Below you will find a set of lines. Repeat them all exactly.

▶ _DATA TO USE_
====
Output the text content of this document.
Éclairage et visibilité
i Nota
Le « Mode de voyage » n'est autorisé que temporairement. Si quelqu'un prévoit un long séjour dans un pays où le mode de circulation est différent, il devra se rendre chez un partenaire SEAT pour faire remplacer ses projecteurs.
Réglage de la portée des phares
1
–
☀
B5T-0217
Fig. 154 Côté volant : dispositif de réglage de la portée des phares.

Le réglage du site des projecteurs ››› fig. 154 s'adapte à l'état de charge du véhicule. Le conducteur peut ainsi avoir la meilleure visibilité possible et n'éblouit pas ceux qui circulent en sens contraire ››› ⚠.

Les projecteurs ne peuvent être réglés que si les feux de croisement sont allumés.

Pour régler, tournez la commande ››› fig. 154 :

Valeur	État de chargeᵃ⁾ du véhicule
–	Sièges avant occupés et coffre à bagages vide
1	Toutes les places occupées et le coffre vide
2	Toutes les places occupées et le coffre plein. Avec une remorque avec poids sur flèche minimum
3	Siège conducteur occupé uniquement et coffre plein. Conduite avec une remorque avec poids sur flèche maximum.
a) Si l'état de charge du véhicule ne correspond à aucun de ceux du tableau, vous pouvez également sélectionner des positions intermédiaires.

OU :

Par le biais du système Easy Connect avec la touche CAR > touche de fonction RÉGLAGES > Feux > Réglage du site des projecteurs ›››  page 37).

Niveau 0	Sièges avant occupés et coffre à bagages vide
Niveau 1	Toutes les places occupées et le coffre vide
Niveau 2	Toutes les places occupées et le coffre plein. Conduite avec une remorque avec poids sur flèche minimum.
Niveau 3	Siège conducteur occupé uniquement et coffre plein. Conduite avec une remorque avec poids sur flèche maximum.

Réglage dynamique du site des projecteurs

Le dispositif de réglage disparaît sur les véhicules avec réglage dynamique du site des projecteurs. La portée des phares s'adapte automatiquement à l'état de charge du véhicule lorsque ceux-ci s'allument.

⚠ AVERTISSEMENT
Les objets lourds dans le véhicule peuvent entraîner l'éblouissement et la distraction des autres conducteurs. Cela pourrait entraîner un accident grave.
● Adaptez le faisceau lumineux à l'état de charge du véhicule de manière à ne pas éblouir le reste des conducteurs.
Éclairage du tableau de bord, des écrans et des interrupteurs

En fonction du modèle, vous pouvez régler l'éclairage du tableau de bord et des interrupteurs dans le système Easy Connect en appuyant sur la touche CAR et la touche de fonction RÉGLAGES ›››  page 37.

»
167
====
▶ _ANSWER TO THIS TASK_
Output the text content of this document.
Éclairage et visibilité
i Nota
Le « Mode de voyage » n'est autorisé que temporairement. Si quelqu'un prévoit un long séjour dans un pays où le mode de circulation est différent, il devra se rendre chez un partenaire SEAT pour faire remplacer ses projecteurs.
Réglage de la portée des phares
1
–
☀
B5T-0217
Fig. 154 Côté volant : dispositif de réglage de la portée des phares.

Le réglage du site des projecteurs ››› fig. 154 s'adapte à l'état de charge du véhicule. Le conducteur peut ainsi avoir la meilleure visibilité possible et n'éblouit pas ceux qui circulent en sens contraire ››› ⚠.

Les projecteurs ne peuvent être réglés que si les feux de croisement sont allumés.

Pour régler, tournez la commande ››› fig. 154 :

Valeur	État de chargeᵃ⁾ du véhicule
–	Sièges avant occupés et coffre à bagages vide
1	Toutes les places occupées et le coffre vide
2	Toutes les places occupées et le coffre plein. Avec une remorque avec poids sur flèche minimum
3	Siège conducteur occupé uniquement et coffre plein. Conduite avec une remorque avec poids sur flèche maximum.
a) Si l'état de charge du véhicule ne correspond à aucun de ceux du tableau, vous pouvez également sélectionner des positions intermédiaires.

OU :

Par le biais du système Easy Connect avec la touche CAR > touche de fonction RÉGLAGES > Feux > Réglage du site des projecteurs ›››  page 37).

Niveau 0	Sièges avant occupés et coffre à bagages vide
Niveau 1	Toutes les places occupées et le coffre vide
Niveau 2	Toutes les places occupées et le coffre plein. Conduite avec une remorque avec poids sur flèche minimum.
Niveau 3	Siège conducteur occupé uniquement et coffre plein. Conduite avec une remorque avec poids sur flèche maximum.

Réglage dynamique du site des projecteurs

Le dispositif de réglage disparaît sur les véhicules avec réglage dynamique du site des projecteurs. La portée des phares s'adapte automatiquement à l'état de charge du véhicule lorsque ceux-ci s'allument.

⚠ AVERTISSEMENT
Les objets lourds dans le véhicule peuvent entraîner l'éblouissement et la distraction des autres conducteurs. Cela pourrait entraîner un accident grave.
● Adaptez le faisceau lumineux à l'état de charge du véhicule de manière à ne pas éblouir le reste des conducteurs.
Éclairage du tableau de bord, des écrans et des interrupteurs

En fonction du modèle, vous pouvez régler l'éclairage du tableau de bord et des interrupteurs dans le système Easy Connect en appuyant sur la touche CAR et la touche de fonction RÉGLAGES ›››  page 37.

»
167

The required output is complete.